Do this :: For each line below that includes the word "Count", make a copy.

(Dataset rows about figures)
------------------------------

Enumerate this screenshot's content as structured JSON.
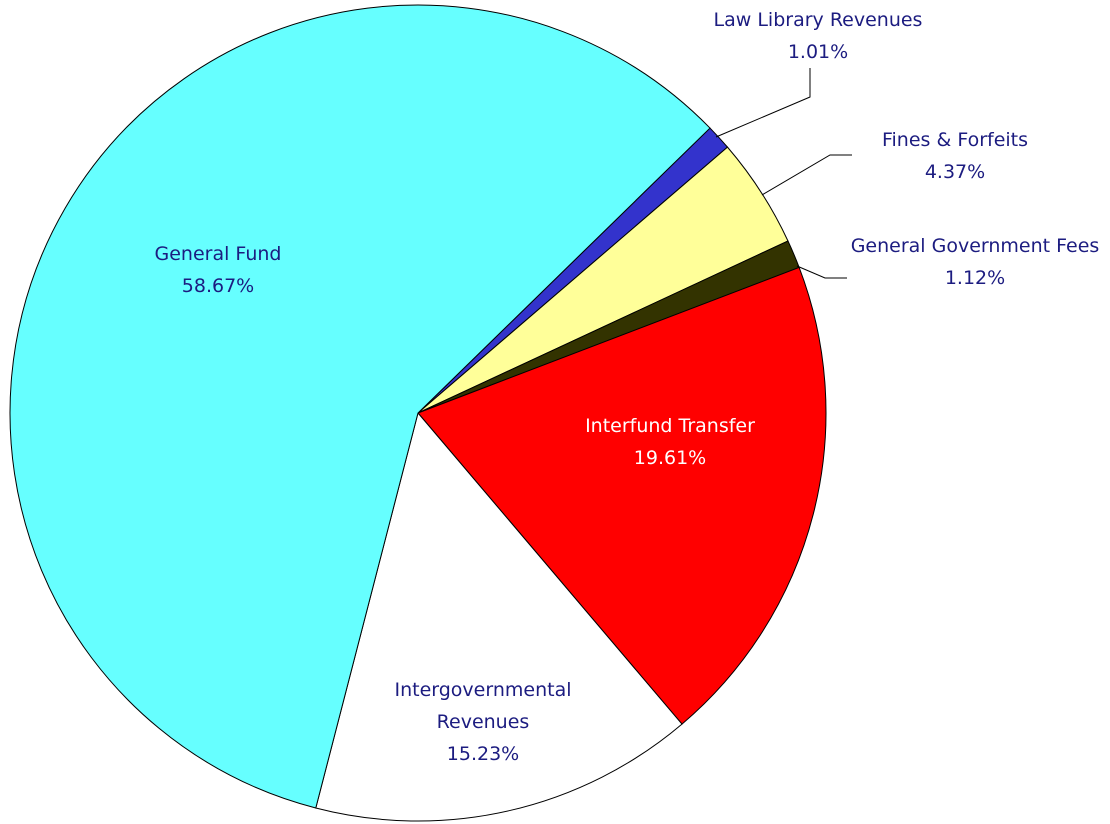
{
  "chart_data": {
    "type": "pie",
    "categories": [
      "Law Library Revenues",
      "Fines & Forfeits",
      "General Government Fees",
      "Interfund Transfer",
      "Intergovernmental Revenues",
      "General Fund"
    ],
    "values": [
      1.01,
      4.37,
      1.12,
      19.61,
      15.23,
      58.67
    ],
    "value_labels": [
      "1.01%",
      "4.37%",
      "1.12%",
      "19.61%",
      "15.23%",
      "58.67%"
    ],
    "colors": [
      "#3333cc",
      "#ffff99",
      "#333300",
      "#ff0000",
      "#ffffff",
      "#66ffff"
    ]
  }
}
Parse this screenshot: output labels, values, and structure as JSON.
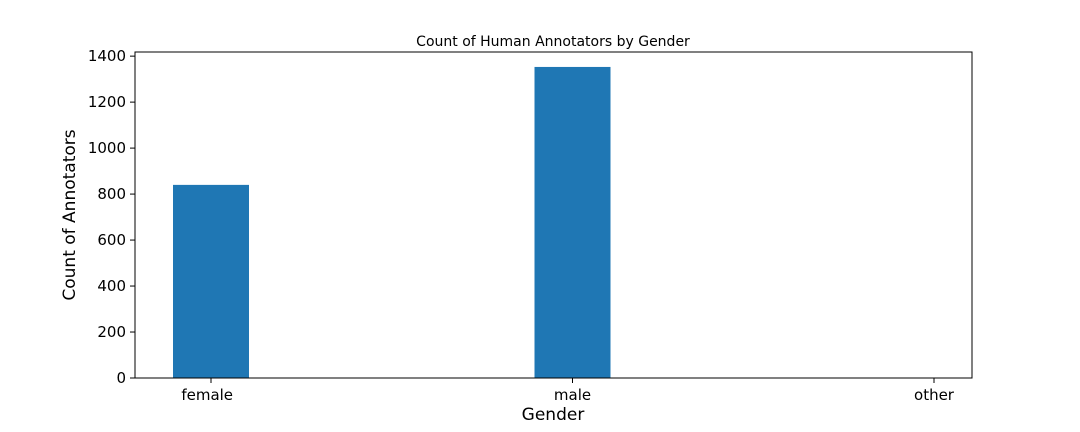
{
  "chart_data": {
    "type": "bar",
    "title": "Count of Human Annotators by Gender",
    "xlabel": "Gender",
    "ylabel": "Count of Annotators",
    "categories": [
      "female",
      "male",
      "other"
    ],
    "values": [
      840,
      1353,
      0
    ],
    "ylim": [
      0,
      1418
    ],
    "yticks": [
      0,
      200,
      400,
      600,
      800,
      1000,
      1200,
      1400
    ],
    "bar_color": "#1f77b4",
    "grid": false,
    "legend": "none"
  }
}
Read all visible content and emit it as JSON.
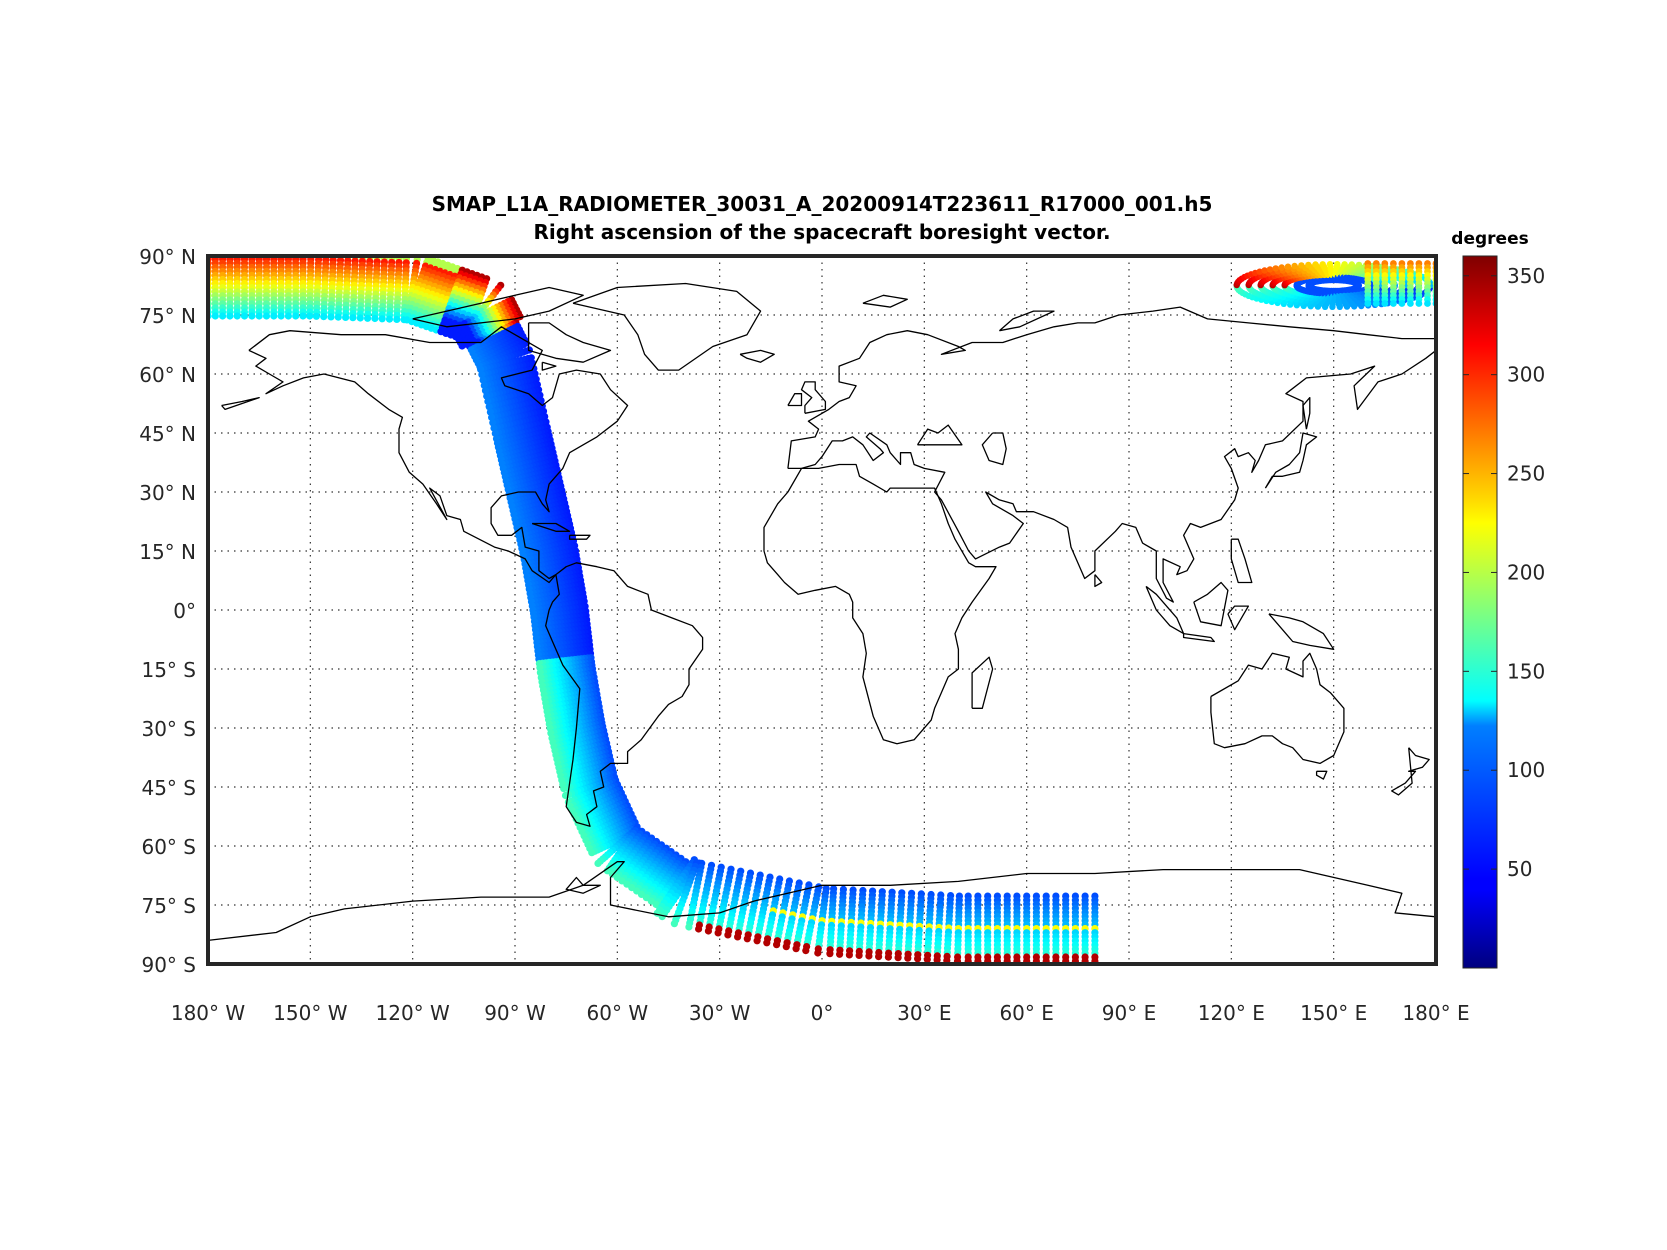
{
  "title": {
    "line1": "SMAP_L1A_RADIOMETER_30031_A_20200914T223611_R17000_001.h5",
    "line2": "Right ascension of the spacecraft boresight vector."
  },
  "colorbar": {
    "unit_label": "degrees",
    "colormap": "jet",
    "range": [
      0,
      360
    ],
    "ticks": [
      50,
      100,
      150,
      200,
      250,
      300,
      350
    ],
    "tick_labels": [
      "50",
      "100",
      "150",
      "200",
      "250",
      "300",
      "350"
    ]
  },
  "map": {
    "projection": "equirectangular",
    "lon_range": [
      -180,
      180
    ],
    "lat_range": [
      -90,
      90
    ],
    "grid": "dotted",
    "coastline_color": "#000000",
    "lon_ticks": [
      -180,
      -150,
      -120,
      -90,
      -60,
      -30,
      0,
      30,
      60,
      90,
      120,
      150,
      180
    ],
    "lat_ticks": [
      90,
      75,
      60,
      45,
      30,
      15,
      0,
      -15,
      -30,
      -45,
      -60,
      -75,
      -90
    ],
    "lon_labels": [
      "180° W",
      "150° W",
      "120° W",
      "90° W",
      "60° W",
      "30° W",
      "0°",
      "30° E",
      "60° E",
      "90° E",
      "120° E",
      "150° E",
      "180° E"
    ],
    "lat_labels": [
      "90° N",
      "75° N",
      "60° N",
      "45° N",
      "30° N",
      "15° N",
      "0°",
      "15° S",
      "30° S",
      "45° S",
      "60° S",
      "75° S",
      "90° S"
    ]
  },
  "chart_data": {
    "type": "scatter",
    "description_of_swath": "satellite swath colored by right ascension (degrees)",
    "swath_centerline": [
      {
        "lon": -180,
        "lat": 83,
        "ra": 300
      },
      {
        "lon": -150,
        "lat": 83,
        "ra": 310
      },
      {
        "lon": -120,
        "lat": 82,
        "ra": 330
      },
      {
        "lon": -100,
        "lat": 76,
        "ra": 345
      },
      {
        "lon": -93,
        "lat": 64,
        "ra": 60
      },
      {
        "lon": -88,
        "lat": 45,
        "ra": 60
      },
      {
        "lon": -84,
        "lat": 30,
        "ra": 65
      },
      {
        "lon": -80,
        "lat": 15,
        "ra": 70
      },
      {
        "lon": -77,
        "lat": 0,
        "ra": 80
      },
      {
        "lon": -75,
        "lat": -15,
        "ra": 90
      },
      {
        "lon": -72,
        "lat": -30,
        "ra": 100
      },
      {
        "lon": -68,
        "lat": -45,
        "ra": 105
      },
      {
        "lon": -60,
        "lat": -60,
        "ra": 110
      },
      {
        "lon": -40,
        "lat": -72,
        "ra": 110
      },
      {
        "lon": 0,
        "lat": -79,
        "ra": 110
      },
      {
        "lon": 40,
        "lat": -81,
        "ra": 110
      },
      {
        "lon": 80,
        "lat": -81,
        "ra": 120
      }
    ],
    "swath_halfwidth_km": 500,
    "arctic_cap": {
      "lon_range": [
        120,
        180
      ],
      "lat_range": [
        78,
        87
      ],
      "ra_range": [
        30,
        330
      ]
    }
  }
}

------------------------------

Correct answer ::
    "title": "Count of Human Annotators by Gender",
    "ylabel": "Count of Annotators",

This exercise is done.